● WHAT THE EXERCISE ASKS
In all the entries below, change "Description with numbered items" to "Numbered description" and give the lines again with nothing else altered. Leave out the pictures.

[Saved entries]
....................

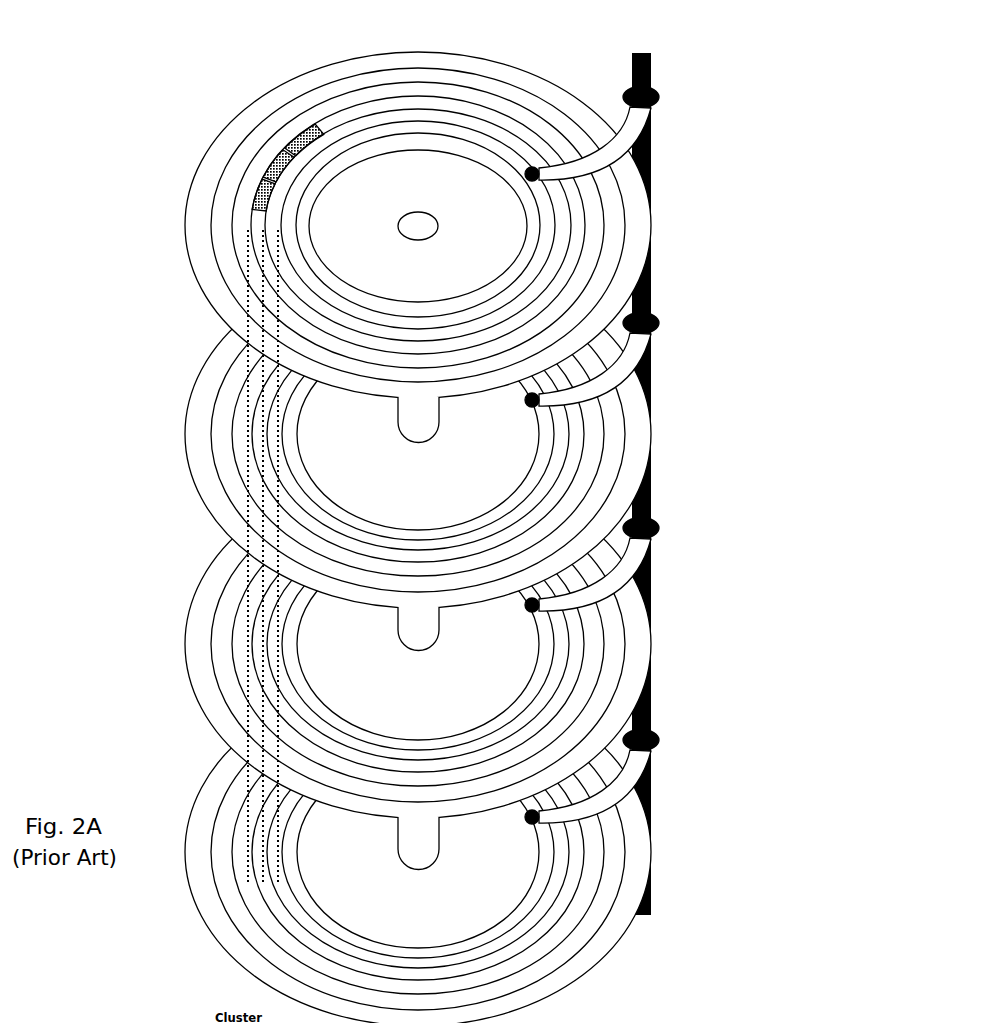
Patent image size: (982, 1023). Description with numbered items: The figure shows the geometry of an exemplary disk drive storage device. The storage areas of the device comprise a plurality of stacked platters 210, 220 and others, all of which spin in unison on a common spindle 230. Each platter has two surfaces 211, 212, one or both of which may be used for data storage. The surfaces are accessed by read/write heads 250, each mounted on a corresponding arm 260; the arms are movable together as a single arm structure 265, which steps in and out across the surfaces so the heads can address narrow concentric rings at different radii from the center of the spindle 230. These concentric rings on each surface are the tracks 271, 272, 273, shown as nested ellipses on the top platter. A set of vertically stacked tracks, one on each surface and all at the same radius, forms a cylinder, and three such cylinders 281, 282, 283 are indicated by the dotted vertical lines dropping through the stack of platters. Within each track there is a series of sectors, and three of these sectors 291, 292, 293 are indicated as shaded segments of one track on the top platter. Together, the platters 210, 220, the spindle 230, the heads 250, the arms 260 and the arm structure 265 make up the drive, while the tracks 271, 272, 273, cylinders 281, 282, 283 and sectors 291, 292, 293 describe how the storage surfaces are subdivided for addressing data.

The platter 210 is at (368, 203).
The platter 220 is at (377, 434).
The surface 212 is at (372, 644).
The surface 211 is at (370, 807).
The spindle 230 is at (571, 633).
The read/write head 250 is at (623, 359).
The arm 260 is at (645, 183).
The arm structure 265 is at (692, 474).
The track 271 is at (418, 165).
The track 272 is at (418, 169).
The track 273 is at (437, 175).
The cylinder 281 is at (194, 557).
The cylinder 282 is at (195, 557).
The cylinder 283 is at (200, 557).
The sector 291 is at (207, 154).
The sector 292 is at (228, 124).
The sector 293 is at (257, 99).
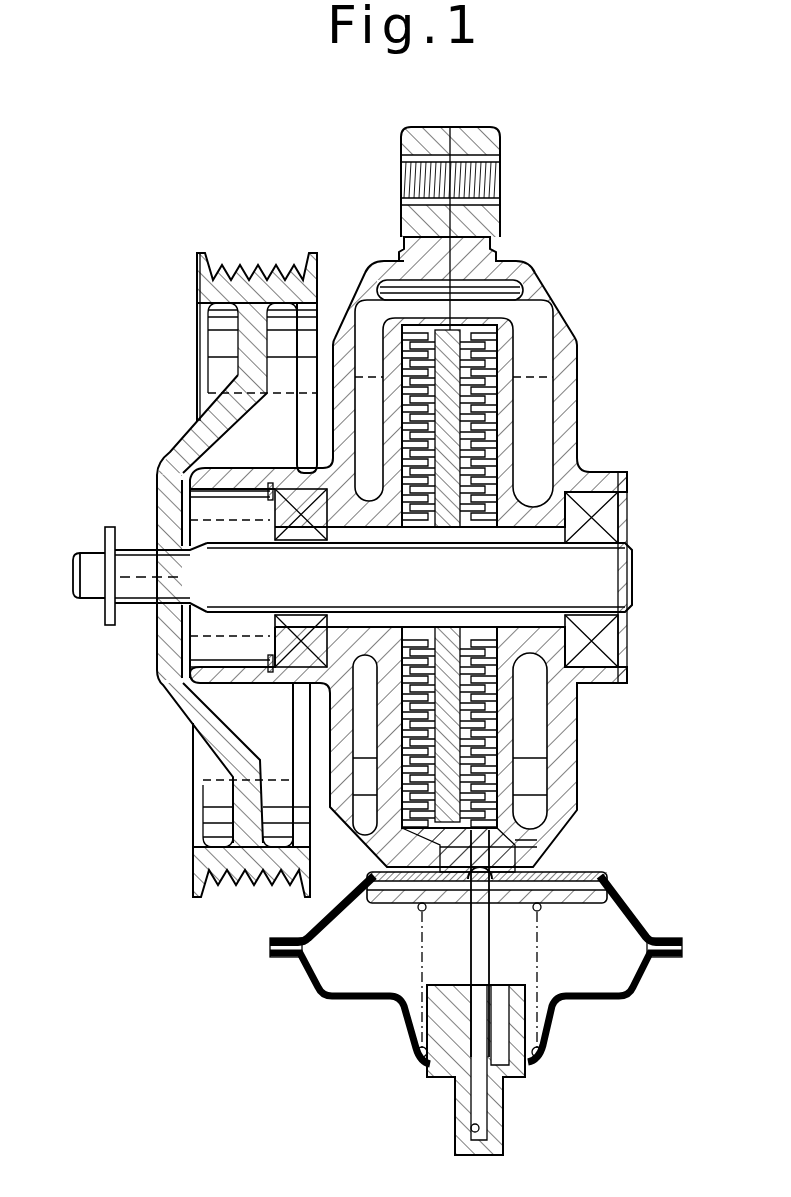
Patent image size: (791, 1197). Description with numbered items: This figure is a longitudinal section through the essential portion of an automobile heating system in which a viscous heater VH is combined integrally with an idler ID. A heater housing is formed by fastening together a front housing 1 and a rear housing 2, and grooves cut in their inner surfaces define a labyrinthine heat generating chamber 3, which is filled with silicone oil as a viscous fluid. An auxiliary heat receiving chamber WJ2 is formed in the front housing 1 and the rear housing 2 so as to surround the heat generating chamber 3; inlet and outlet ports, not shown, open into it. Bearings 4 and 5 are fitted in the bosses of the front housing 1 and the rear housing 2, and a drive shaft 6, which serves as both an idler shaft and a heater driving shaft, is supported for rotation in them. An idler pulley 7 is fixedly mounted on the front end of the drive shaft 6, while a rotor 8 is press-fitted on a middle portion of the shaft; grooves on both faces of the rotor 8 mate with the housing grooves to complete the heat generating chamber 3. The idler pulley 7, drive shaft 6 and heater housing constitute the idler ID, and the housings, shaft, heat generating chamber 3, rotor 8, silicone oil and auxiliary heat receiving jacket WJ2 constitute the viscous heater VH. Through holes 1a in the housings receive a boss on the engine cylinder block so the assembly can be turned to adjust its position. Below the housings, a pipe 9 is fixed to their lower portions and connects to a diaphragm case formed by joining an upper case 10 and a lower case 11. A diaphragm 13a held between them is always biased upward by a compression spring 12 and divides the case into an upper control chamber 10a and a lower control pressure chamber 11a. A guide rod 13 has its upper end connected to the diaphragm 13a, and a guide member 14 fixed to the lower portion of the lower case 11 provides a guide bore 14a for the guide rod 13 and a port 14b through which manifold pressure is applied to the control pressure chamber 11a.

The front housing 1 is at (371, 275).
The through holes 1a is at (482, 182).
The rear housing 2 is at (530, 274).
The labyrinthine heat generating chamber 3 is at (478, 330).
The bearing 4 is at (297, 499).
The bearing 5 is at (596, 497).
The drive shaft 6 is at (612, 573).
The idler pulley 7 is at (175, 451).
The rotor 8 is at (445, 744).
The pipe 9 is at (520, 838).
The upper case 10 is at (300, 924).
The upper control chamber 10a is at (612, 882).
The lower case 11 is at (630, 1002).
The lower control pressure chamber 11a is at (322, 977).
The compression spring 12 is at (542, 1066).
The guide rod 13 is at (474, 950).
The diaphragm 13a is at (612, 925).
The guide member 14 is at (460, 1101).
The guide bore 14a is at (470, 1134).
The port 14b is at (512, 1080).
The idler ID is at (321, 240).
The viscous heater VH is at (582, 301).
The auxiliary heat receiving chamber WJ2 is at (560, 398).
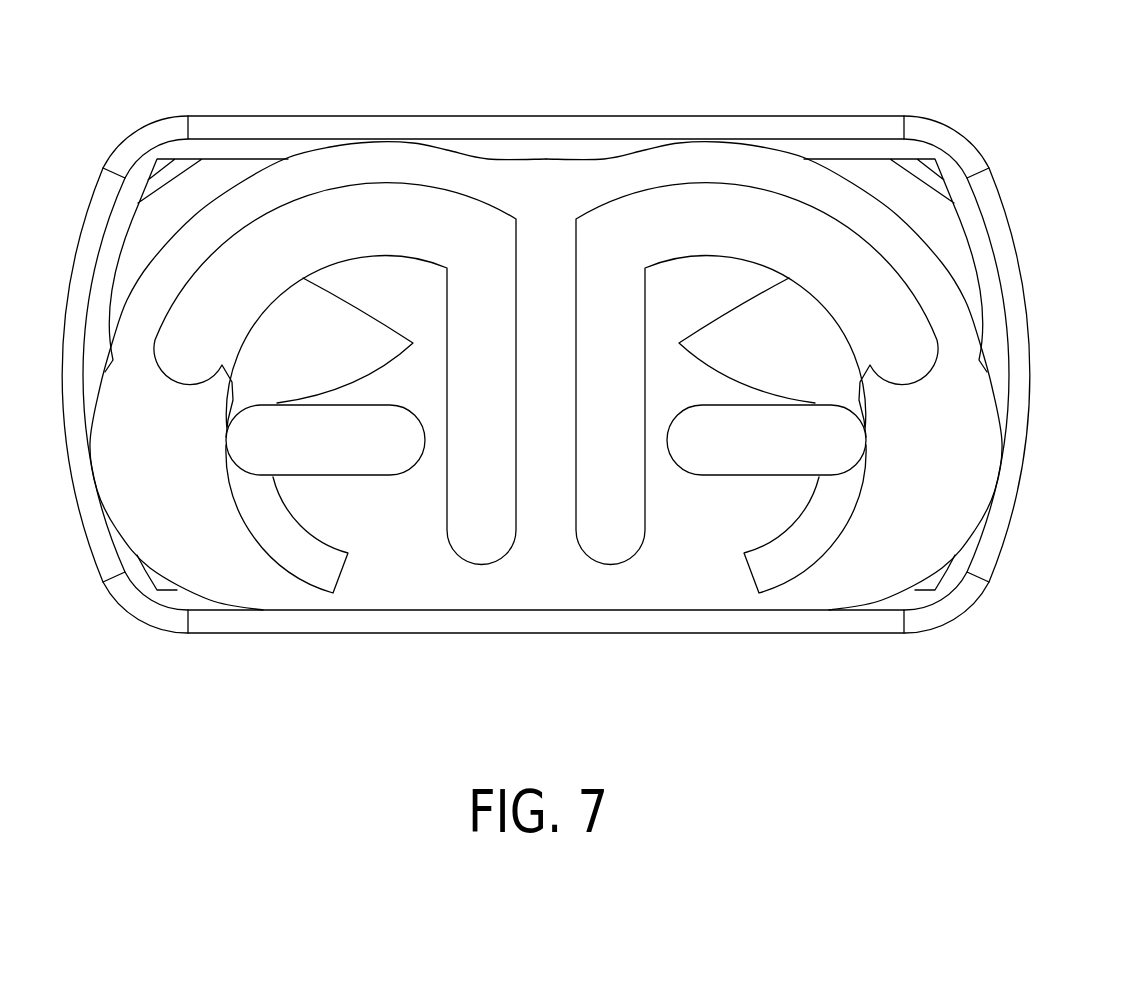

....................

● OUTPUT FOR THIS TASK
Patent image size: (982, 1023). Numbered description: The figure shows the geometry of an exemplary disk drive storage device. The storage areas of the device comprise a plurality of stacked platters 210, 220 and others, all of which spin in unison on a common spindle 230. Each platter has two surfaces 211, 212, one or both of which may be used for data storage. The surfaces are accessed by read/write heads 250, each mounted on a corresponding arm 260; the arms are movable together as a single arm structure 265, which steps in and out across the surfaces so the heads can address narrow concentric rings at different radii from the center of the spindle 230. These concentric rings on each surface are the tracks 271, 272, 273, shown as nested ellipses on the top platter. A set of vertically stacked tracks, one on each surface and all at the same radius, forms a cylinder, and three such cylinders 281, 282, 283 are indicated by the dotted vertical lines dropping through the stack of platters. Within each track there is a series of sectors, and three of these sectors 291, 292, 293 are indicated as shaded segments of one track on the top platter. Together, the platters 210, 220, the spindle 230, the heads 250, the arms 260 and the arm structure 265 make up the drive, while the tracks 271, 272, 273, cylinders 281, 282, 283 and sectors 291, 292, 293 describe how the storage surfaces are subdivided for addressing data.

The platter 210 is at (368, 203).
The platter 220 is at (377, 434).
The surface 212 is at (372, 644).
The surface 211 is at (370, 807).
The spindle 230 is at (571, 633).
The read/write head 250 is at (623, 359).
The arm 260 is at (645, 183).
The arm structure 265 is at (692, 474).
The track 271 is at (418, 165).
The track 272 is at (418, 169).
The track 273 is at (437, 175).
The cylinder 281 is at (194, 557).
The cylinder 282 is at (195, 557).
The cylinder 283 is at (200, 557).
The sector 291 is at (207, 154).
The sector 292 is at (228, 124).
The sector 293 is at (257, 99).
Patent image size: (791, 1197). Numbered description: This figure is a longitudinal section through the essential portion of an automobile heating system in which a viscous heater VH is combined integrally with an idler ID. A heater housing is formed by fastening together a front housing 1 and a rear housing 2, and grooves cut in their inner surfaces define a labyrinthine heat generating chamber 3, which is filled with silicone oil as a viscous fluid. An auxiliary heat receiving chamber WJ2 is formed in the front housing 1 and the rear housing 2 so as to surround the heat generating chamber 3; inlet and outlet ports, not shown, open into it. Bearings 4 and 5 are fitted in the bosses of the front housing 1 and the rear housing 2, and a drive shaft 6, which serves as both an idler shaft and a heater driving shaft, is supported for rotation in them. An idler pulley 7 is fixedly mounted on the front end of the drive shaft 6, while a rotor 8 is press-fitted on a middle portion of the shaft; grooves on both faces of the rotor 8 mate with the housing grooves to complete the heat generating chamber 3. The idler pulley 7, drive shaft 6 and heater housing constitute the idler ID, and the housings, shaft, heat generating chamber 3, rotor 8, silicone oil and auxiliary heat receiving jacket WJ2 constitute the viscous heater VH. Through holes 1a in the housings receive a boss on the engine cylinder block so the assembly can be turned to adjust its position. Below the housings, a pipe 9 is fixed to their lower portions and connects to a diaphragm case formed by joining an upper case 10 and a lower case 11. A diaphragm 13a held between them is always biased upward by a compression spring 12 and divides the case into an upper control chamber 10a and a lower control pressure chamber 11a. A guide rod 13 has its upper end connected to the diaphragm 13a, and a guide member 14 fixed to the lower portion of the lower case 11 provides a guide bore 14a for the guide rod 13 and a port 14b through which manifold pressure is applied to the control pressure chamber 11a.

The front housing 1 is at (371, 275).
The through holes 1a is at (482, 182).
The rear housing 2 is at (530, 274).
The labyrinthine heat generating chamber 3 is at (478, 330).
The bearing 4 is at (297, 499).
The bearing 5 is at (596, 497).
The drive shaft 6 is at (612, 573).
The idler pulley 7 is at (175, 451).
The rotor 8 is at (445, 744).
The pipe 9 is at (520, 838).
The upper case 10 is at (300, 924).
The upper control chamber 10a is at (612, 882).
The lower case 11 is at (630, 1002).
The lower control pressure chamber 11a is at (322, 977).
The compression spring 12 is at (542, 1066).
The guide rod 13 is at (474, 950).
The diaphragm 13a is at (612, 925).
The guide member 14 is at (460, 1101).
The guide bore 14a is at (470, 1134).
The port 14b is at (512, 1080).
The idler ID is at (321, 240).
The viscous heater VH is at (582, 301).
The auxiliary heat receiving chamber WJ2 is at (560, 398).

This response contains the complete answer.